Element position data
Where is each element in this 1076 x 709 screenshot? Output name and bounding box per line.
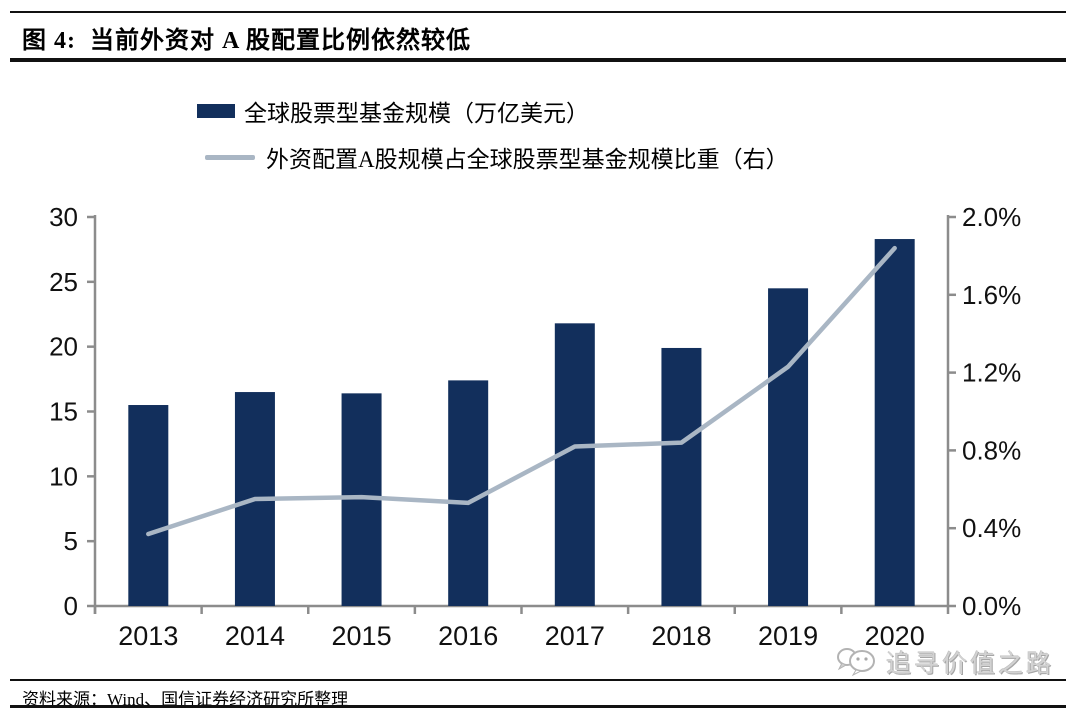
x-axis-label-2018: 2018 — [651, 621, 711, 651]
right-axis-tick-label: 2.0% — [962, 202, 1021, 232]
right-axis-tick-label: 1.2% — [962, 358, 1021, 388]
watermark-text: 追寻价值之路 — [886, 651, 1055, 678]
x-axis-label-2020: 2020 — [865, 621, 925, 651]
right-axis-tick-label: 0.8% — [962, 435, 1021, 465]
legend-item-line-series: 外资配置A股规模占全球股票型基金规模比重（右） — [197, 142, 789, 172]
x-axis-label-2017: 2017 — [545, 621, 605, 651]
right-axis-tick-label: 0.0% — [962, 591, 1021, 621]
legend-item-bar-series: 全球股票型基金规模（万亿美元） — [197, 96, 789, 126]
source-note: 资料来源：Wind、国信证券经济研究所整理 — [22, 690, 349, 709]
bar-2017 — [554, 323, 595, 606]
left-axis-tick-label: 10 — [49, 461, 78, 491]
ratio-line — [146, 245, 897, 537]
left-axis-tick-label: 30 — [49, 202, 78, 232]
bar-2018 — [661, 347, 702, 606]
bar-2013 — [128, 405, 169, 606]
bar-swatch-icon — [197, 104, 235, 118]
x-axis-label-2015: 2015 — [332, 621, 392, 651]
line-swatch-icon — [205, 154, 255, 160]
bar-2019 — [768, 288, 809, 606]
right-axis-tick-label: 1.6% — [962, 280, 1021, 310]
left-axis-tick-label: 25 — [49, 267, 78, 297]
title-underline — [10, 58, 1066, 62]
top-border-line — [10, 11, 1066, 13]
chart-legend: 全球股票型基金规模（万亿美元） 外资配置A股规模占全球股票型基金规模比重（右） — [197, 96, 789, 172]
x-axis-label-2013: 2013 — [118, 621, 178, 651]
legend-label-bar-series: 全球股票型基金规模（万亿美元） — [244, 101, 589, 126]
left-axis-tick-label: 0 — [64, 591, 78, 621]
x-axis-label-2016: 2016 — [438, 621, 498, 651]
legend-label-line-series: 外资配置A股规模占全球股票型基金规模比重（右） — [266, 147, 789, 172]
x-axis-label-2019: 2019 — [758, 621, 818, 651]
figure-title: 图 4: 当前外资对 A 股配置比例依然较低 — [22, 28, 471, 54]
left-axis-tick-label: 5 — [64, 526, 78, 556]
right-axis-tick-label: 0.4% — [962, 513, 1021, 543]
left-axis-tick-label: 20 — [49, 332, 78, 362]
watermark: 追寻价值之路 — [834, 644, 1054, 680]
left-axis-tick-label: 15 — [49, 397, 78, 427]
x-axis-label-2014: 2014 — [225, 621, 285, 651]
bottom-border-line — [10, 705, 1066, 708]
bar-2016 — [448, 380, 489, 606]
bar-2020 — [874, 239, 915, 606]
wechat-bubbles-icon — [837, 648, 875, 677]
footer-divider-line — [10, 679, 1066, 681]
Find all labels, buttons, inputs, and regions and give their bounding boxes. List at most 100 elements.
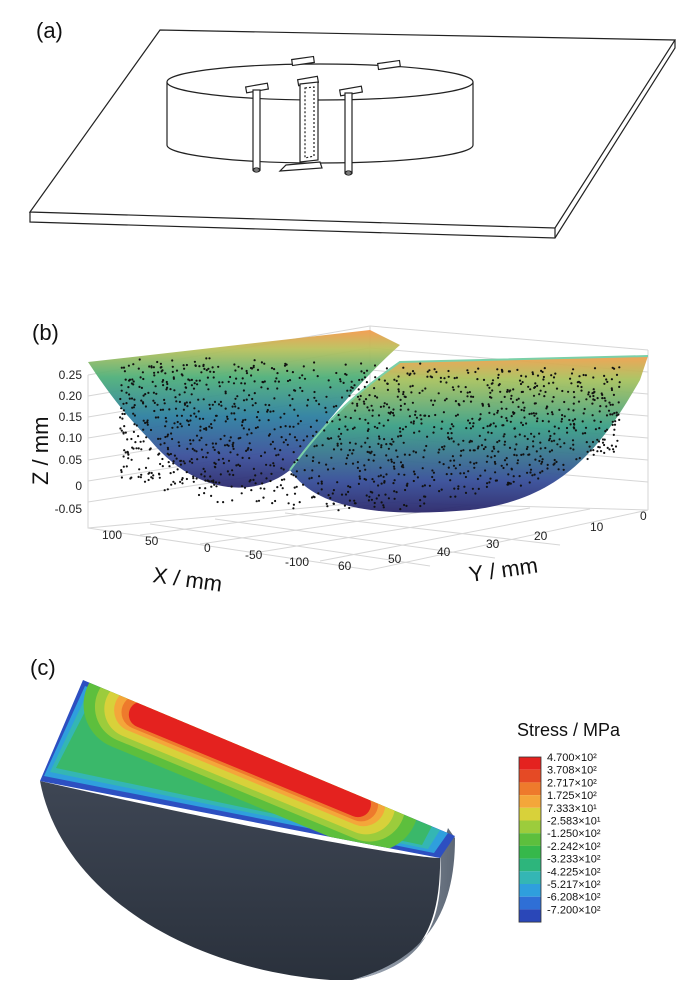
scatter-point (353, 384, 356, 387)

### Given request
Rewrite the lines from the one holding "x-axis-label-2018: 2018 —" through the one holding "x-axis-label-2020: 2020 —", inclusive, substituting "secondary-axis-tick-label" for "right-axis-tick-label" and leaving everything else unchanged.

### Full answer
x-axis-label-2018: 2018 — [651, 621, 711, 651]
secondary-axis-tick-label: 2.0% — [962, 202, 1021, 232]
secondary-axis-tick-label: 1.2% — [962, 358, 1021, 388]
watermark-text: 追寻价值之路 — [886, 651, 1055, 678]
x-axis-label-2020: 2020 — [865, 621, 925, 651]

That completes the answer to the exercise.